**Required task**
Provide an exact transcription of all the records.

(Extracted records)
-- begin --

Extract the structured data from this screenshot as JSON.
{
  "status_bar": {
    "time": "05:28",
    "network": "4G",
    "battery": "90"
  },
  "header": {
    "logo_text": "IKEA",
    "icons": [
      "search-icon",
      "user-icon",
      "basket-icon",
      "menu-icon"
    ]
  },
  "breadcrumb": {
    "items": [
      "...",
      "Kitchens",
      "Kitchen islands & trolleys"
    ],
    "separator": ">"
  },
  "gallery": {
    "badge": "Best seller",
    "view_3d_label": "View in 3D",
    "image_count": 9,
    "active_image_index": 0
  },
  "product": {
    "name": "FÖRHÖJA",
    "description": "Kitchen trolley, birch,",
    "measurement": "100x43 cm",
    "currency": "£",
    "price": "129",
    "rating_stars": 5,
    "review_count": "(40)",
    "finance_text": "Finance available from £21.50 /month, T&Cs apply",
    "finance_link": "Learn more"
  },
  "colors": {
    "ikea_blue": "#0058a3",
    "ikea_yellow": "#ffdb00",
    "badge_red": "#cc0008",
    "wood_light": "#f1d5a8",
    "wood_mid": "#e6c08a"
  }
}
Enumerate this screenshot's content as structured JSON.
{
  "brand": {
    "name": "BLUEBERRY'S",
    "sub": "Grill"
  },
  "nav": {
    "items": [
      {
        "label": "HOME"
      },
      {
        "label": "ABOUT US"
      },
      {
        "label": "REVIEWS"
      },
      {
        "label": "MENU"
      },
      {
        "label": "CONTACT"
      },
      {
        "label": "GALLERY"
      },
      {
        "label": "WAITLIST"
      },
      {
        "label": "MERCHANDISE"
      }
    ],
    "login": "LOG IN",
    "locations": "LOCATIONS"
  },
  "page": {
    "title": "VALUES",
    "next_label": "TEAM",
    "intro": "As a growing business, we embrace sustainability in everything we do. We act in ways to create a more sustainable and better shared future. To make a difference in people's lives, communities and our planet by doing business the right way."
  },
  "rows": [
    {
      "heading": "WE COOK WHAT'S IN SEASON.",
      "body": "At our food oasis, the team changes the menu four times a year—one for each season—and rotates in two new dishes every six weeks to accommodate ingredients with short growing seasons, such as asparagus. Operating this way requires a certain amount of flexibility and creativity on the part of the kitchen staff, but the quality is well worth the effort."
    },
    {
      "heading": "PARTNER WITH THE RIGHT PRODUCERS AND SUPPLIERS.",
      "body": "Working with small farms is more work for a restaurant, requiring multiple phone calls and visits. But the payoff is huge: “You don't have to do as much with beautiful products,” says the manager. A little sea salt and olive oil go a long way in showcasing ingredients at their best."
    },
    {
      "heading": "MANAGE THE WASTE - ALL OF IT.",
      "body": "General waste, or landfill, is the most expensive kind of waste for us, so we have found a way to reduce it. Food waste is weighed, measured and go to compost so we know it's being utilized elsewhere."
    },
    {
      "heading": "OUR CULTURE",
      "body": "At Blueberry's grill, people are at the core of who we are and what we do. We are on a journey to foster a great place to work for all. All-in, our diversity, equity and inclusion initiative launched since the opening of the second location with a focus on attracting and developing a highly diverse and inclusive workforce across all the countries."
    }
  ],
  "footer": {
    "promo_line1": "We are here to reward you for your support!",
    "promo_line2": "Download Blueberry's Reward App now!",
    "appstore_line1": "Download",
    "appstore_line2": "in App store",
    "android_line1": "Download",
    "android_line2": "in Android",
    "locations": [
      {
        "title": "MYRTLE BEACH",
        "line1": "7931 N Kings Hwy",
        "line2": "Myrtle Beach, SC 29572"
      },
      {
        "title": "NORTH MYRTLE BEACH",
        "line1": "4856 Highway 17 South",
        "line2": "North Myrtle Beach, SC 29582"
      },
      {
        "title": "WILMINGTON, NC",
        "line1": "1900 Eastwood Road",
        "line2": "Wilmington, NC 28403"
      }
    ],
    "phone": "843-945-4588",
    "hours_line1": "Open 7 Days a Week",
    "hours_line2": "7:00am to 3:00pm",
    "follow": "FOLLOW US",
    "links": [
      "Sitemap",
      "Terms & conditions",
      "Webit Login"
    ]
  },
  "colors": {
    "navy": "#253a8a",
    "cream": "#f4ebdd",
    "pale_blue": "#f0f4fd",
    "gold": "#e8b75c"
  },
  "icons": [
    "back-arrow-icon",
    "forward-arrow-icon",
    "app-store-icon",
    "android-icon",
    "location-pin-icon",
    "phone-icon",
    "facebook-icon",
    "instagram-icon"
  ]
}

-- end --

**Solved exercise**
Extract the structured data from this screenshot as JSON.
{
  "status_bar": {
    "time": "05:28",
    "network": "4G",
    "battery": "90"
  },
  "header": {
    "logo_text": "IKEA",
    "icons": [
      "search-icon",
      "user-icon",
      "basket-icon",
      "menu-icon"
    ]
  },
  "breadcrumb": {
    "items": [
      "...",
      "Kitchens",
      "Kitchen islands & trolleys"
    ],
    "separator": ">"
  },
  "gallery": {
    "badge": "Best seller",
    "view_3d_label": "View in 3D",
    "image_count": 9,
    "active_image_index": 0
  },
  "product": {
    "name": "FÖRHÖJA",
    "description": "Kitchen trolley, birch,",
    "measurement": "100x43 cm",
    "currency": "£",
    "price": "129",
    "rating_stars": 5,
    "review_count": "(40)",
    "finance_text": "Finance available from £21.50 /month, T&Cs apply",
    "finance_link": "Learn more"
  },
  "colors": {
    "ikea_blue": "#0058a3",
    "ikea_yellow": "#ffdb00",
    "badge_red": "#cc0008",
    "wood_light": "#f1d5a8",
    "wood_mid": "#e6c08a"
  }
}
Enumerate this screenshot's content as structured JSON.
{
  "brand": {
    "name": "BLUEBERRY'S",
    "sub": "Grill"
  },
  "nav": {
    "items": [
      {
        "label": "HOME"
      },
      {
        "label": "ABOUT US"
      },
      {
        "label": "REVIEWS"
      },
      {
        "label": "MENU"
      },
      {
        "label": "CONTACT"
      },
      {
        "label": "GALLERY"
      },
      {
        "label": "WAITLIST"
      },
      {
        "label": "MERCHANDISE"
      }
    ],
    "login": "LOG IN",
    "locations": "LOCATIONS"
  },
  "page": {
    "title": "VALUES",
    "next_label": "TEAM",
    "intro": "As a growing business, we embrace sustainability in everything we do. We act in ways to create a more sustainable and better shared future. To make a difference in people's lives, communities and our planet by doing business the right way."
  },
  "rows": [
    {
      "heading": "WE COOK WHAT'S IN SEASON.",
      "body": "At our food oasis, the team changes the menu four times a year—one for each season—and rotates in two new dishes every six weeks to accommodate ingredients with short growing seasons, such as asparagus. Operating this way requires a certain amount of flexibility and creativity on the part of the kitchen staff, but the quality is well worth the effort."
    },
    {
      "heading": "PARTNER WITH THE RIGHT PRODUCERS AND SUPPLIERS.",
      "body": "Working with small farms is more work for a restaurant, requiring multiple phone calls and visits. But the payoff is huge: “You don't have to do as much with beautiful products,” says the manager. A little sea salt and olive oil go a long way in showcasing ingredients at their best."
    },
    {
      "heading": "MANAGE THE WASTE - ALL OF IT.",
      "body": "General waste, or landfill, is the most expensive kind of waste for us, so we have found a way to reduce it. Food waste is weighed, measured and go to compost so we know it's being utilized elsewhere."
    },
    {
      "heading": "OUR CULTURE",
      "body": "At Blueberry's grill, people are at the core of who we are and what we do. We are on a journey to foster a great place to work for all. All-in, our diversity, equity and inclusion initiative launched since the opening of the second location with a focus on attracting and developing a highly diverse and inclusive workforce across all the countries."
    }
  ],
  "footer": {
    "promo_line1": "We are here to reward you for your support!",
    "promo_line2": "Download Blueberry's Reward App now!",
    "appstore_line1": "Download",
    "appstore_line2": "in App store",
    "android_line1": "Download",
    "android_line2": "in Android",
    "locations": [
      {
        "title": "MYRTLE BEACH",
        "line1": "7931 N Kings Hwy",
        "line2": "Myrtle Beach, SC 29572"
      },
      {
        "title": "NORTH MYRTLE BEACH",
        "line1": "4856 Highway 17 South",
        "line2": "North Myrtle Beach, SC 29582"
      },
      {
        "title": "WILMINGTON, NC",
        "line1": "1900 Eastwood Road",
        "line2": "Wilmington, NC 28403"
      }
    ],
    "phone": "843-945-4588",
    "hours_line1": "Open 7 Days a Week",
    "hours_line2": "7:00am to 3:00pm",
    "follow": "FOLLOW US",
    "links": [
      "Sitemap",
      "Terms & conditions",
      "Webit Login"
    ]
  },
  "colors": {
    "navy": "#253a8a",
    "cream": "#f4ebdd",
    "pale_blue": "#f0f4fd",
    "gold": "#e8b75c"
  },
  "icons": [
    "back-arrow-icon",
    "forward-arrow-icon",
    "app-store-icon",
    "android-icon",
    "location-pin-icon",
    "phone-icon",
    "facebook-icon",
    "instagram-icon"
  ]
}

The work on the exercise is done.